• _DATASET RECORDS_:
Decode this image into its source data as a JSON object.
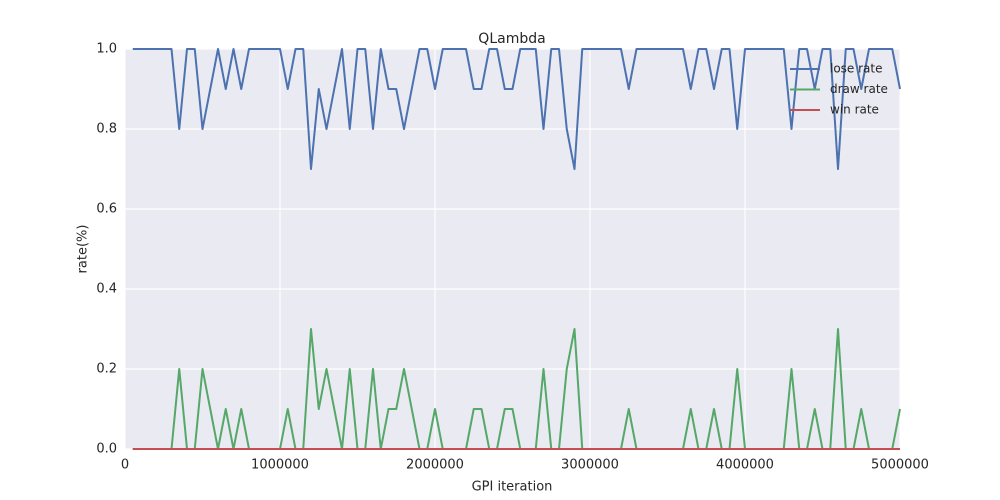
{
  "chart_data": {
    "type": "line",
    "title": "QLambda",
    "xlabel": "GPI iteration",
    "ylabel": "rate(%)",
    "x": [
      50000,
      100000,
      150000,
      200000,
      250000,
      300000,
      350000,
      400000,
      450000,
      500000,
      550000,
      600000,
      650000,
      700000,
      750000,
      800000,
      850000,
      900000,
      950000,
      1000000,
      1050000,
      1100000,
      1150000,
      1200000,
      1250000,
      1300000,
      1350000,
      1400000,
      1450000,
      1500000,
      1550000,
      1600000,
      1650000,
      1700000,
      1750000,
      1800000,
      1850000,
      1900000,
      1950000,
      2000000,
      2050000,
      2100000,
      2150000,
      2200000,
      2250000,
      2300000,
      2350000,
      2400000,
      2450000,
      2500000,
      2550000,
      2600000,
      2650000,
      2700000,
      2750000,
      2800000,
      2850000,
      2900000,
      2950000,
      3000000,
      3050000,
      3100000,
      3150000,
      3200000,
      3250000,
      3300000,
      3350000,
      3400000,
      3450000,
      3500000,
      3550000,
      3600000,
      3650000,
      3700000,
      3750000,
      3800000,
      3850000,
      3900000,
      3950000,
      4000000,
      4050000,
      4100000,
      4150000,
      4200000,
      4250000,
      4300000,
      4350000,
      4400000,
      4450000,
      4500000,
      4550000,
      4600000,
      4650000,
      4700000,
      4750000,
      4800000,
      4850000,
      4900000,
      4950000,
      5000000
    ],
    "series": [
      {
        "name": "lose rate",
        "color": "#4c72b0",
        "values": [
          1,
          1,
          1,
          1,
          1,
          1,
          0.8,
          1,
          1,
          0.8,
          0.9,
          1,
          0.9,
          1,
          0.9,
          1,
          1,
          1,
          1,
          1,
          0.9,
          1,
          1,
          0.7,
          0.9,
          0.8,
          0.9,
          1,
          0.8,
          1,
          1,
          0.8,
          1,
          0.9,
          0.9,
          0.8,
          0.9,
          1,
          1,
          0.9,
          1,
          1,
          1,
          1,
          0.9,
          0.9,
          1,
          1,
          0.9,
          0.9,
          1,
          1,
          1,
          0.8,
          1,
          1,
          0.8,
          0.7,
          1,
          1,
          1,
          1,
          1,
          1,
          0.9,
          1,
          1,
          1,
          1,
          1,
          1,
          1,
          0.9,
          1,
          1,
          0.9,
          1,
          1,
          0.8,
          1,
          1,
          1,
          1,
          1,
          1,
          0.8,
          1,
          1,
          0.9,
          1,
          1,
          0.7,
          1,
          1,
          0.9,
          1,
          1,
          1,
          1,
          0.9
        ]
      },
      {
        "name": "draw rate",
        "color": "#55a868",
        "values": [
          0,
          0,
          0,
          0,
          0,
          0,
          0.2,
          0,
          0,
          0.2,
          0.1,
          0,
          0.1,
          0,
          0.1,
          0,
          0,
          0,
          0,
          0,
          0.1,
          0,
          0,
          0.3,
          0.1,
          0.2,
          0.1,
          0,
          0.2,
          0,
          0,
          0.2,
          0,
          0.1,
          0.1,
          0.2,
          0.1,
          0,
          0,
          0.1,
          0,
          0,
          0,
          0,
          0.1,
          0.1,
          0,
          0,
          0.1,
          0.1,
          0,
          0,
          0,
          0.2,
          0,
          0,
          0.2,
          0.3,
          0,
          0,
          0,
          0,
          0,
          0,
          0.1,
          0,
          0,
          0,
          0,
          0,
          0,
          0,
          0.1,
          0,
          0,
          0.1,
          0,
          0,
          0.2,
          0,
          0,
          0,
          0,
          0,
          0,
          0.2,
          0,
          0,
          0.1,
          0,
          0,
          0.3,
          0,
          0,
          0.1,
          0,
          0,
          0,
          0,
          0.1
        ]
      },
      {
        "name": "win rate",
        "color": "#c44e52",
        "values": [
          0,
          0,
          0,
          0,
          0,
          0,
          0,
          0,
          0,
          0,
          0,
          0,
          0,
          0,
          0,
          0,
          0,
          0,
          0,
          0,
          0,
          0,
          0,
          0,
          0,
          0,
          0,
          0,
          0,
          0,
          0,
          0,
          0,
          0,
          0,
          0,
          0,
          0,
          0,
          0,
          0,
          0,
          0,
          0,
          0,
          0,
          0,
          0,
          0,
          0,
          0,
          0,
          0,
          0,
          0,
          0,
          0,
          0,
          0,
          0,
          0,
          0,
          0,
          0,
          0,
          0,
          0,
          0,
          0,
          0,
          0,
          0,
          0,
          0,
          0,
          0,
          0,
          0,
          0,
          0,
          0,
          0,
          0,
          0,
          0,
          0,
          0,
          0,
          0,
          0,
          0,
          0,
          0,
          0,
          0,
          0,
          0,
          0,
          0,
          0
        ]
      }
    ],
    "xlim": [
      0,
      5000000
    ],
    "xticks": [
      0,
      1000000,
      2000000,
      3000000,
      4000000,
      5000000
    ],
    "ylim": [
      0,
      1
    ],
    "yticks": [
      {
        "value": 0,
        "label": "0.0"
      },
      0.2,
      0.4,
      0.6,
      0.8,
      {
        "value": 1,
        "label": "1.0"
      }
    ],
    "grid": true,
    "legend": "upper right"
  }
}
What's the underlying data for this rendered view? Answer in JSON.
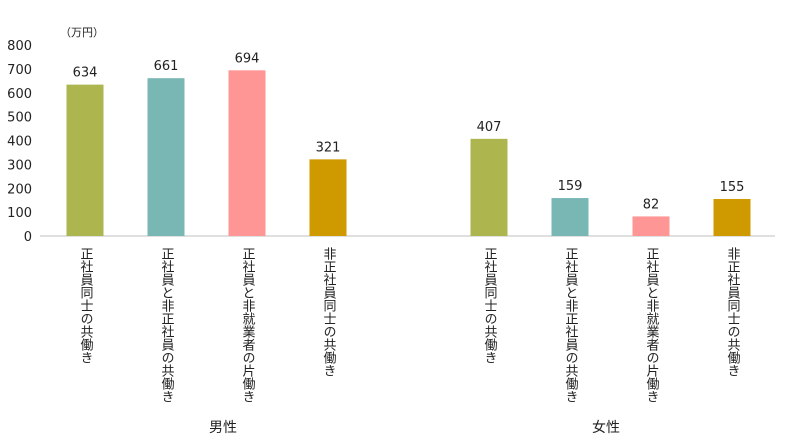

• _WRITTEN REQUEST_:
From the entries above, collect every line with the string "JSON" in it.

• _SOLUTION TO THE EXERCISE_:
Decode this image into its source data as a JSON object.
What's the underlying data for this rendered view? Answer in JSON.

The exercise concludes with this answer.